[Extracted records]
§

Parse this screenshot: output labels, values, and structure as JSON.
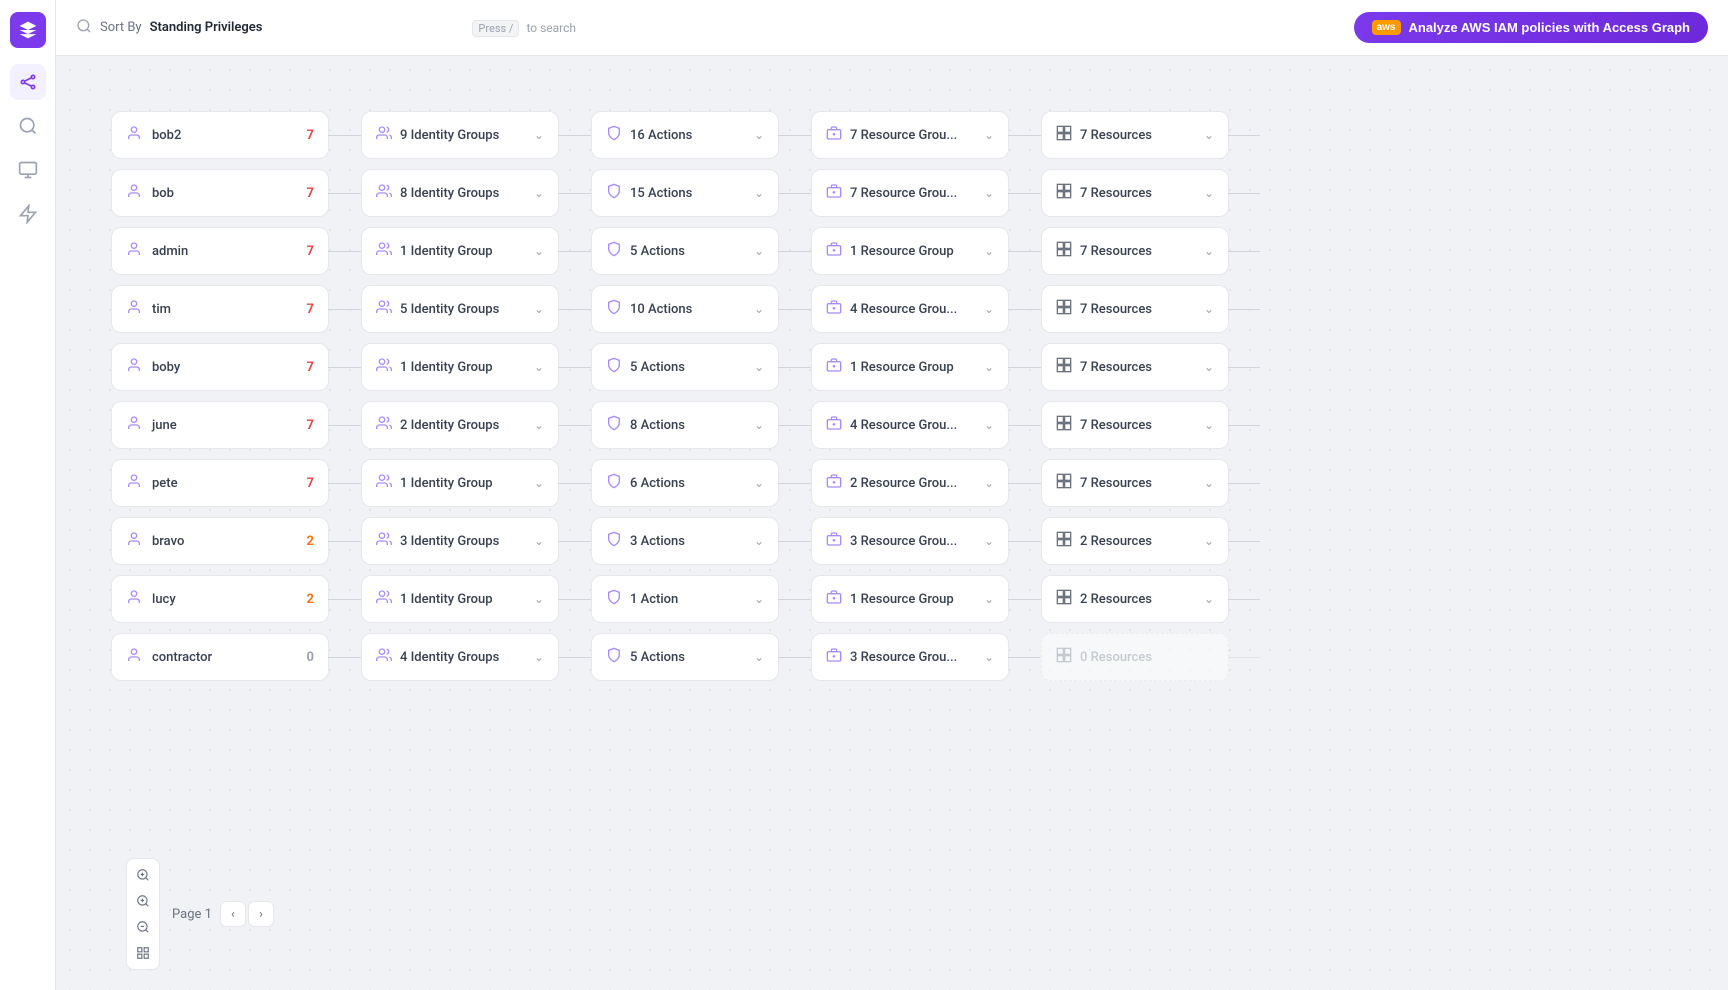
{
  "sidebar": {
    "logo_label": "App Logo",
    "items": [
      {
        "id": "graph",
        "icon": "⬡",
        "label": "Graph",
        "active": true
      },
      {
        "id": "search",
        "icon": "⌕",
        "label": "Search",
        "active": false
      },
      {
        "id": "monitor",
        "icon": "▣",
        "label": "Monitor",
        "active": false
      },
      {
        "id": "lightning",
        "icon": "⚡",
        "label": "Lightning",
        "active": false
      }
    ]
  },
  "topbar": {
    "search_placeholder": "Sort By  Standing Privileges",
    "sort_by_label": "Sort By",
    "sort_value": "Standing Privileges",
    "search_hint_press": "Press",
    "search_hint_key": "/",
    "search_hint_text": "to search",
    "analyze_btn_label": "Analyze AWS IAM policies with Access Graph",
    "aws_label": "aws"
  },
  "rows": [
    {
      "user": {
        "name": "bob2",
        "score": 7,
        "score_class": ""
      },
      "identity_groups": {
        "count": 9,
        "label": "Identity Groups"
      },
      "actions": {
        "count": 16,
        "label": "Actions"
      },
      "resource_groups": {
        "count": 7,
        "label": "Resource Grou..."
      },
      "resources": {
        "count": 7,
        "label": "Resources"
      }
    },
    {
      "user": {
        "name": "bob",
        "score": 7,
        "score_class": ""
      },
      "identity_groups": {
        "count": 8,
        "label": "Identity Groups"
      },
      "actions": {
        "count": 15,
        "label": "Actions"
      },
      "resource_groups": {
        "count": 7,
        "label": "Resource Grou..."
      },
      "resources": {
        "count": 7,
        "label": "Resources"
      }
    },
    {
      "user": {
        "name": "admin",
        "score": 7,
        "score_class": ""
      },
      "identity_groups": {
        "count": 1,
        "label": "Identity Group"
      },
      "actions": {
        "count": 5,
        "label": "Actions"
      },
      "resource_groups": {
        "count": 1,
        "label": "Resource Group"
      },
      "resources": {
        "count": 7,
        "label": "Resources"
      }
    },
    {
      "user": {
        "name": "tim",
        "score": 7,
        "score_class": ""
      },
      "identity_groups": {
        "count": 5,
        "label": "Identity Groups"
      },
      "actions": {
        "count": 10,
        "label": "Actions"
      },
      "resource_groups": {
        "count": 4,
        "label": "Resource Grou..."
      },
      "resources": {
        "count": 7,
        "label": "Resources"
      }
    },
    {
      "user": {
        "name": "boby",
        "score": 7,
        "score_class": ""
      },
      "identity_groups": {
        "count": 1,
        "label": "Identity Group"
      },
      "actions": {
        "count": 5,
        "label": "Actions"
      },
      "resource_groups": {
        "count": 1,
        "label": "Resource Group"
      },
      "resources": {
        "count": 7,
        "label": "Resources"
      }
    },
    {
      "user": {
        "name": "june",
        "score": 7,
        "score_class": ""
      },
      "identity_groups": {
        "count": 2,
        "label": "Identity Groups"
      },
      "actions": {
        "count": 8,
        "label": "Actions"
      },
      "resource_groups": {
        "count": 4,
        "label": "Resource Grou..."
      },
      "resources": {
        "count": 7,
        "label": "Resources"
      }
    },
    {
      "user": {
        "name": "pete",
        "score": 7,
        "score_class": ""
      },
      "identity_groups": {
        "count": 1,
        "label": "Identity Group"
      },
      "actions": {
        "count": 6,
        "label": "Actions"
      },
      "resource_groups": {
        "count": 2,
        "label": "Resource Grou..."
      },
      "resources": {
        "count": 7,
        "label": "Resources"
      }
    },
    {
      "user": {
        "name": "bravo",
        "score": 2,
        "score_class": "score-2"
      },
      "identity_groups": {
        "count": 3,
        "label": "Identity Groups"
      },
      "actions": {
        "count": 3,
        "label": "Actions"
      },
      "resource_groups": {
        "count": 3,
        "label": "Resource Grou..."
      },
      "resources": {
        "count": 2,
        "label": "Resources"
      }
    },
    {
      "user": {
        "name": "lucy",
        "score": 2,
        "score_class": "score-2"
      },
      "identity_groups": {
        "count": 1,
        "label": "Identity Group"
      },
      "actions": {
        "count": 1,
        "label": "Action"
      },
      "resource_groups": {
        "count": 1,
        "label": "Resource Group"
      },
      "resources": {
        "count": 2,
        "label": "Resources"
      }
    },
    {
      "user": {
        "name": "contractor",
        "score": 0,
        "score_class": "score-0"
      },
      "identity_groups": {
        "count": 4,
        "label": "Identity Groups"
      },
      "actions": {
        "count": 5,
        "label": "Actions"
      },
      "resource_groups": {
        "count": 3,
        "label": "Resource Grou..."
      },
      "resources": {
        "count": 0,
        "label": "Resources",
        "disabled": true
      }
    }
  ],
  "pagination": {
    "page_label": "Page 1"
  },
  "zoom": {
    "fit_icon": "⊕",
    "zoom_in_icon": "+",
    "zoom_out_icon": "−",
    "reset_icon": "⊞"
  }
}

§

WORK TO BE COMPLETED: Omit every picture while copying the listing above exactly.

EXERCISE RESPONSE:
Parse this screenshot: output labels, values, and structure as JSON.
{
  "sidebar": {
    "logo_label": "App Logo",
    "items": [
      {
        "id": "graph",
        "icon": "⬡",
        "label": "Graph",
        "active": true
      },
      {
        "id": "search",
        "icon": "⌕",
        "label": "Search",
        "active": false
      },
      {
        "id": "monitor",
        "icon": "▣",
        "label": "Monitor",
        "active": false
      },
      {
        "id": "lightning",
        "icon": "⚡",
        "label": "Lightning",
        "active": false
      }
    ]
  },
  "topbar": {
    "search_placeholder": "Sort By  Standing Privileges",
    "sort_by_label": "Sort By",
    "sort_value": "Standing Privileges",
    "search_hint_press": "Press",
    "search_hint_key": "/",
    "search_hint_text": "to search",
    "analyze_btn_label": "Analyze AWS IAM policies with Access Graph",
    "aws_label": "aws"
  },
  "rows": [
    {
      "user": {
        "name": "bob2",
        "score": 7,
        "score_class": ""
      },
      "identity_groups": {
        "count": 9,
        "label": "Identity Groups"
      },
      "actions": {
        "count": 16,
        "label": "Actions"
      },
      "resource_groups": {
        "count": 7,
        "label": "Resource Grou..."
      },
      "resources": {
        "count": 7,
        "label": "Resources"
      }
    },
    {
      "user": {
        "name": "bob",
        "score": 7,
        "score_class": ""
      },
      "identity_groups": {
        "count": 8,
        "label": "Identity Groups"
      },
      "actions": {
        "count": 15,
        "label": "Actions"
      },
      "resource_groups": {
        "count": 7,
        "label": "Resource Grou..."
      },
      "resources": {
        "count": 7,
        "label": "Resources"
      }
    },
    {
      "user": {
        "name": "admin",
        "score": 7,
        "score_class": ""
      },
      "identity_groups": {
        "count": 1,
        "label": "Identity Group"
      },
      "actions": {
        "count": 5,
        "label": "Actions"
      },
      "resource_groups": {
        "count": 1,
        "label": "Resource Group"
      },
      "resources": {
        "count": 7,
        "label": "Resources"
      }
    },
    {
      "user": {
        "name": "tim",
        "score": 7,
        "score_class": ""
      },
      "identity_groups": {
        "count": 5,
        "label": "Identity Groups"
      },
      "actions": {
        "count": 10,
        "label": "Actions"
      },
      "resource_groups": {
        "count": 4,
        "label": "Resource Grou..."
      },
      "resources": {
        "count": 7,
        "label": "Resources"
      }
    },
    {
      "user": {
        "name": "boby",
        "score": 7,
        "score_class": ""
      },
      "identity_groups": {
        "count": 1,
        "label": "Identity Group"
      },
      "actions": {
        "count": 5,
        "label": "Actions"
      },
      "resource_groups": {
        "count": 1,
        "label": "Resource Group"
      },
      "resources": {
        "count": 7,
        "label": "Resources"
      }
    },
    {
      "user": {
        "name": "june",
        "score": 7,
        "score_class": ""
      },
      "identity_groups": {
        "count": 2,
        "label": "Identity Groups"
      },
      "actions": {
        "count": 8,
        "label": "Actions"
      },
      "resource_groups": {
        "count": 4,
        "label": "Resource Grou..."
      },
      "resources": {
        "count": 7,
        "label": "Resources"
      }
    },
    {
      "user": {
        "name": "pete",
        "score": 7,
        "score_class": ""
      },
      "identity_groups": {
        "count": 1,
        "label": "Identity Group"
      },
      "actions": {
        "count": 6,
        "label": "Actions"
      },
      "resource_groups": {
        "count": 2,
        "label": "Resource Grou..."
      },
      "resources": {
        "count": 7,
        "label": "Resources"
      }
    },
    {
      "user": {
        "name": "bravo",
        "score": 2,
        "score_class": "score-2"
      },
      "identity_groups": {
        "count": 3,
        "label": "Identity Groups"
      },
      "actions": {
        "count": 3,
        "label": "Actions"
      },
      "resource_groups": {
        "count": 3,
        "label": "Resource Grou..."
      },
      "resources": {
        "count": 2,
        "label": "Resources"
      }
    },
    {
      "user": {
        "name": "lucy",
        "score": 2,
        "score_class": "score-2"
      },
      "identity_groups": {
        "count": 1,
        "label": "Identity Group"
      },
      "actions": {
        "count": 1,
        "label": "Action"
      },
      "resource_groups": {
        "count": 1,
        "label": "Resource Group"
      },
      "resources": {
        "count": 2,
        "label": "Resources"
      }
    },
    {
      "user": {
        "name": "contractor",
        "score": 0,
        "score_class": "score-0"
      },
      "identity_groups": {
        "count": 4,
        "label": "Identity Groups"
      },
      "actions": {
        "count": 5,
        "label": "Actions"
      },
      "resource_groups": {
        "count": 3,
        "label": "Resource Grou..."
      },
      "resources": {
        "count": 0,
        "label": "Resources",
        "disabled": true
      }
    }
  ],
  "pagination": {
    "page_label": "Page 1"
  },
  "zoom": {
    "fit_icon": "⊕",
    "zoom_in_icon": "+",
    "zoom_out_icon": "−",
    "reset_icon": "⊞"
  }
}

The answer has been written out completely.